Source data
▼

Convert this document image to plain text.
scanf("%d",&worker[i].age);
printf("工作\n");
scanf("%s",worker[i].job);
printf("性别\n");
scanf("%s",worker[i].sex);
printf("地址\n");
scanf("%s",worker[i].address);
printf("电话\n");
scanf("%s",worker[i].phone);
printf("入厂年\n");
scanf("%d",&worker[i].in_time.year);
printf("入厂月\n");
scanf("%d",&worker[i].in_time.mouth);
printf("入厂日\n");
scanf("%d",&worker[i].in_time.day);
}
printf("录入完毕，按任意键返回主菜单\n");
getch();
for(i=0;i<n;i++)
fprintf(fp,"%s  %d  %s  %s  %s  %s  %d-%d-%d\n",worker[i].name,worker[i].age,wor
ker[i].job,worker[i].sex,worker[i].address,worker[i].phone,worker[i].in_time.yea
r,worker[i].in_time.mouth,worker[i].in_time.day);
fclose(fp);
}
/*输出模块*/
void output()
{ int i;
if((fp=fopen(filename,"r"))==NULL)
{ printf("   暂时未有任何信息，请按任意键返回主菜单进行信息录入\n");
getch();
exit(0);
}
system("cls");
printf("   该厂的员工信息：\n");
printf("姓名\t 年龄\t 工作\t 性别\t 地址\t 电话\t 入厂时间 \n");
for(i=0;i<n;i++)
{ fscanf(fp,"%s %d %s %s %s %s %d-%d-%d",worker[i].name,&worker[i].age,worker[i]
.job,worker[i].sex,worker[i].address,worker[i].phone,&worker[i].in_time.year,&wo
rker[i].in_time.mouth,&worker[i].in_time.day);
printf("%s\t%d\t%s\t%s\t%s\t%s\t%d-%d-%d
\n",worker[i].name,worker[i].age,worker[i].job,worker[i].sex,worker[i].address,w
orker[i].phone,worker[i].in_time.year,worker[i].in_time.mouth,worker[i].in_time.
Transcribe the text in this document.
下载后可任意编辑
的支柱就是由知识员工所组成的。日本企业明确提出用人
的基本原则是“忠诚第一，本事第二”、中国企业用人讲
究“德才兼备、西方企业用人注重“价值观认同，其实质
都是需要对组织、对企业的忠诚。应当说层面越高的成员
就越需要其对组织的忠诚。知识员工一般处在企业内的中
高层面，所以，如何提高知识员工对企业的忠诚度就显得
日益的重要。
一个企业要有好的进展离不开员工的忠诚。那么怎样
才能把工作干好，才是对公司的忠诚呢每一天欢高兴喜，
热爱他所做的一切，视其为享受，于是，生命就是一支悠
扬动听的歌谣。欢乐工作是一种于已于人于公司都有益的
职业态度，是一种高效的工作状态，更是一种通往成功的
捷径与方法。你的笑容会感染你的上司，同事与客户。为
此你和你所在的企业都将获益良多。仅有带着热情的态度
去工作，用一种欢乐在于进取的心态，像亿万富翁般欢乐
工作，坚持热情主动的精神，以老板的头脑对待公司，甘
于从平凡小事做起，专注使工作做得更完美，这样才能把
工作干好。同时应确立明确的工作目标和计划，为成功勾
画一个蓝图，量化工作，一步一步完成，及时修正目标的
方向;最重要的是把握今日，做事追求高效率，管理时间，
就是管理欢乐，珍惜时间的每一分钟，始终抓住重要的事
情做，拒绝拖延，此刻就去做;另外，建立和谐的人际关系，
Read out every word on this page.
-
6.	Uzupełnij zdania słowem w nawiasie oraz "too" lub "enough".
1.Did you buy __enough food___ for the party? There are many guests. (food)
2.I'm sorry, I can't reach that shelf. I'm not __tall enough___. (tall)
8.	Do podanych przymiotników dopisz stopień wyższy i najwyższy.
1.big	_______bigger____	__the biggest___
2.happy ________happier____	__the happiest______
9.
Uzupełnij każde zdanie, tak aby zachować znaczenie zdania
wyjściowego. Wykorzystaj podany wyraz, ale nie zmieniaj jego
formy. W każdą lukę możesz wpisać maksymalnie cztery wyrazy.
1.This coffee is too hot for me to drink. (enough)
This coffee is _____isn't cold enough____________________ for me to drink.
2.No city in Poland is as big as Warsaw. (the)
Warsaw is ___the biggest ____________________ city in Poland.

▲

### TASK BRIEF
From the entries above, copy every line that holds the word "document".

### SOLUTION TO THE PROBLEM
Convert this document image to plain text.
Transcribe the text in this document.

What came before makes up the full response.